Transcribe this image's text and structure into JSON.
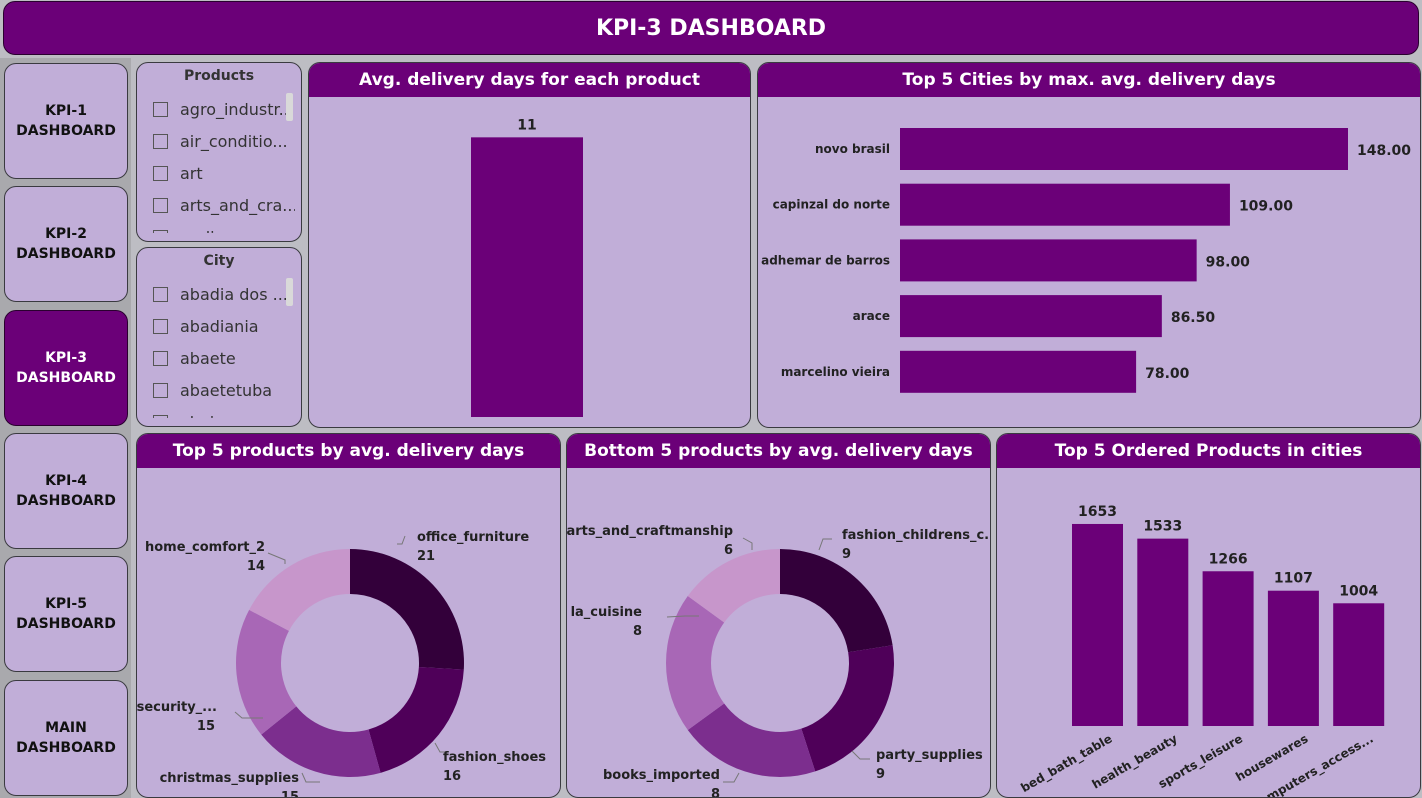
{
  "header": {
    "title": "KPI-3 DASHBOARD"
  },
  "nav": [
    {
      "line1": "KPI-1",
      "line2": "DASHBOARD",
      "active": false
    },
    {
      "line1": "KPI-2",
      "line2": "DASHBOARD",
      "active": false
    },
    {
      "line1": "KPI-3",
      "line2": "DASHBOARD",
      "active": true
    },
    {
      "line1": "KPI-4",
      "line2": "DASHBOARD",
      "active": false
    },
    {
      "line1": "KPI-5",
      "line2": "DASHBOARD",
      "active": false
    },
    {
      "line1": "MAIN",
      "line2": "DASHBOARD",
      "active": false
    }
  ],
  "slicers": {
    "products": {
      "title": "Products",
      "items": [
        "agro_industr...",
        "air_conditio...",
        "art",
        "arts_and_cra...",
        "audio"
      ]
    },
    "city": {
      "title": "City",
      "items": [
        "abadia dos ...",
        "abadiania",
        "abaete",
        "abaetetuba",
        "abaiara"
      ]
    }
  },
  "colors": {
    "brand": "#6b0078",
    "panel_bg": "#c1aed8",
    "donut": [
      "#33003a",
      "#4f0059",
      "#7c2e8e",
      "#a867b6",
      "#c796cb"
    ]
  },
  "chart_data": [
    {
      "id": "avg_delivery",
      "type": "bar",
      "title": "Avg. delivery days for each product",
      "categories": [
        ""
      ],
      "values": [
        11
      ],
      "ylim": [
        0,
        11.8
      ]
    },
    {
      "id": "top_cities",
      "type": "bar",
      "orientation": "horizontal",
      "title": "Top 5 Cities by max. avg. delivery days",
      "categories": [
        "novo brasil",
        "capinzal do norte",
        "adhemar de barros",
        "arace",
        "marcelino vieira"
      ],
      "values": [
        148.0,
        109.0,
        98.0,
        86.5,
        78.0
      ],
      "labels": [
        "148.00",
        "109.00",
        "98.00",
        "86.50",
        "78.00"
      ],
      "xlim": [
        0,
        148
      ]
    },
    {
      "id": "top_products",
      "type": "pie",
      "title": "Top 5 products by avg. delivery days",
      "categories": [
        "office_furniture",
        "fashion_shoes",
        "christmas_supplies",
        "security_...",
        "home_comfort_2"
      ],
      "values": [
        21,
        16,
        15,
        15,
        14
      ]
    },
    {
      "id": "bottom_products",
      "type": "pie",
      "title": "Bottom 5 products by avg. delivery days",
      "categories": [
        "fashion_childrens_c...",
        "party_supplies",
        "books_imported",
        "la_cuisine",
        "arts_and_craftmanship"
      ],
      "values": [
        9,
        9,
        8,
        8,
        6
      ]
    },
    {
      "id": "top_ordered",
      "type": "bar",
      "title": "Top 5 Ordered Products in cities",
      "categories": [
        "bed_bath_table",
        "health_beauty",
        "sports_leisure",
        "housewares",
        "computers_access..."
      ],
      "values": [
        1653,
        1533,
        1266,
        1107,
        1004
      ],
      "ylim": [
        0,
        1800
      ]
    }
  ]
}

Short problem: Scan the material above. Extract every line in which the word "days" occurs.

Output of the task:
      "title": "Avg. delivery days for each product",
      "title": "Top 5 Cities by max. avg. delivery days",
      "title": "Top 5 products by avg. delivery days",
      "title": "Bottom 5 products by avg. delivery days",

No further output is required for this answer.